# Available data:

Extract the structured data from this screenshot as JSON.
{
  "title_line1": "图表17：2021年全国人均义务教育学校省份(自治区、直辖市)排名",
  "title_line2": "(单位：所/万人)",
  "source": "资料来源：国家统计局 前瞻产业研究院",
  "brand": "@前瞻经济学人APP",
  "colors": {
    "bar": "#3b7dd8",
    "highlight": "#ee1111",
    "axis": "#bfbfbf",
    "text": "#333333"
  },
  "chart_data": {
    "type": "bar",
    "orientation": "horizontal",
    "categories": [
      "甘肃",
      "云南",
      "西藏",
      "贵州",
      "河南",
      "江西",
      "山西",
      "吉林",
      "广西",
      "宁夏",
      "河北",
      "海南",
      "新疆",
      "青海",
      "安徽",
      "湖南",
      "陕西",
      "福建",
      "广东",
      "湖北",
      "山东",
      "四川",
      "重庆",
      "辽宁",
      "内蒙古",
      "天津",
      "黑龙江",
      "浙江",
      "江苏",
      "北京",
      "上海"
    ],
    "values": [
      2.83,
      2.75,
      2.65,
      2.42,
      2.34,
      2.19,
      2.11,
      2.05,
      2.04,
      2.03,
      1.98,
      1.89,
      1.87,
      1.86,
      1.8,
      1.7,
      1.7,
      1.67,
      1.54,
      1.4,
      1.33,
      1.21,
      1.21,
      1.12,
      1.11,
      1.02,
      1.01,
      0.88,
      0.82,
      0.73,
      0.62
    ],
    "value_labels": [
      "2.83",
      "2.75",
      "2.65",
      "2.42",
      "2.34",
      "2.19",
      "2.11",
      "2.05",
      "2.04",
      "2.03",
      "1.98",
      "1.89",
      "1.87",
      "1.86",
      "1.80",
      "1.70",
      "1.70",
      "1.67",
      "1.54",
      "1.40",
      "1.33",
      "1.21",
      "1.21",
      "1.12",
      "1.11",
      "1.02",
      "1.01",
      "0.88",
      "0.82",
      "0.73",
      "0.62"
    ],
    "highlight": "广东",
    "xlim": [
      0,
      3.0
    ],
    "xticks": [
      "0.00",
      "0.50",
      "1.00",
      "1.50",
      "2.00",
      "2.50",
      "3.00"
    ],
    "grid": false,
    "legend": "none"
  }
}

# Directions:
Transcribe the material above word for word.

# Solution below:
Extract the structured data from this screenshot as JSON.
{
  "title_line1": "图表17：2021年全国人均义务教育学校省份(自治区、直辖市)排名",
  "title_line2": "(单位：所/万人)",
  "source": "资料来源：国家统计局 前瞻产业研究院",
  "brand": "@前瞻经济学人APP",
  "colors": {
    "bar": "#3b7dd8",
    "highlight": "#ee1111",
    "axis": "#bfbfbf",
    "text": "#333333"
  },
  "chart_data": {
    "type": "bar",
    "orientation": "horizontal",
    "categories": [
      "甘肃",
      "云南",
      "西藏",
      "贵州",
      "河南",
      "江西",
      "山西",
      "吉林",
      "广西",
      "宁夏",
      "河北",
      "海南",
      "新疆",
      "青海",
      "安徽",
      "湖南",
      "陕西",
      "福建",
      "广东",
      "湖北",
      "山东",
      "四川",
      "重庆",
      "辽宁",
      "内蒙古",
      "天津",
      "黑龙江",
      "浙江",
      "江苏",
      "北京",
      "上海"
    ],
    "values": [
      2.83,
      2.75,
      2.65,
      2.42,
      2.34,
      2.19,
      2.11,
      2.05,
      2.04,
      2.03,
      1.98,
      1.89,
      1.87,
      1.86,
      1.8,
      1.7,
      1.7,
      1.67,
      1.54,
      1.4,
      1.33,
      1.21,
      1.21,
      1.12,
      1.11,
      1.02,
      1.01,
      0.88,
      0.82,
      0.73,
      0.62
    ],
    "value_labels": [
      "2.83",
      "2.75",
      "2.65",
      "2.42",
      "2.34",
      "2.19",
      "2.11",
      "2.05",
      "2.04",
      "2.03",
      "1.98",
      "1.89",
      "1.87",
      "1.86",
      "1.80",
      "1.70",
      "1.70",
      "1.67",
      "1.54",
      "1.40",
      "1.33",
      "1.21",
      "1.21",
      "1.12",
      "1.11",
      "1.02",
      "1.01",
      "0.88",
      "0.82",
      "0.73",
      "0.62"
    ],
    "highlight": "广东",
    "xlim": [
      0,
      3.0
    ],
    "xticks": [
      "0.00",
      "0.50",
      "1.00",
      "1.50",
      "2.00",
      "2.50",
      "3.00"
    ],
    "grid": false,
    "legend": "none"
  }
}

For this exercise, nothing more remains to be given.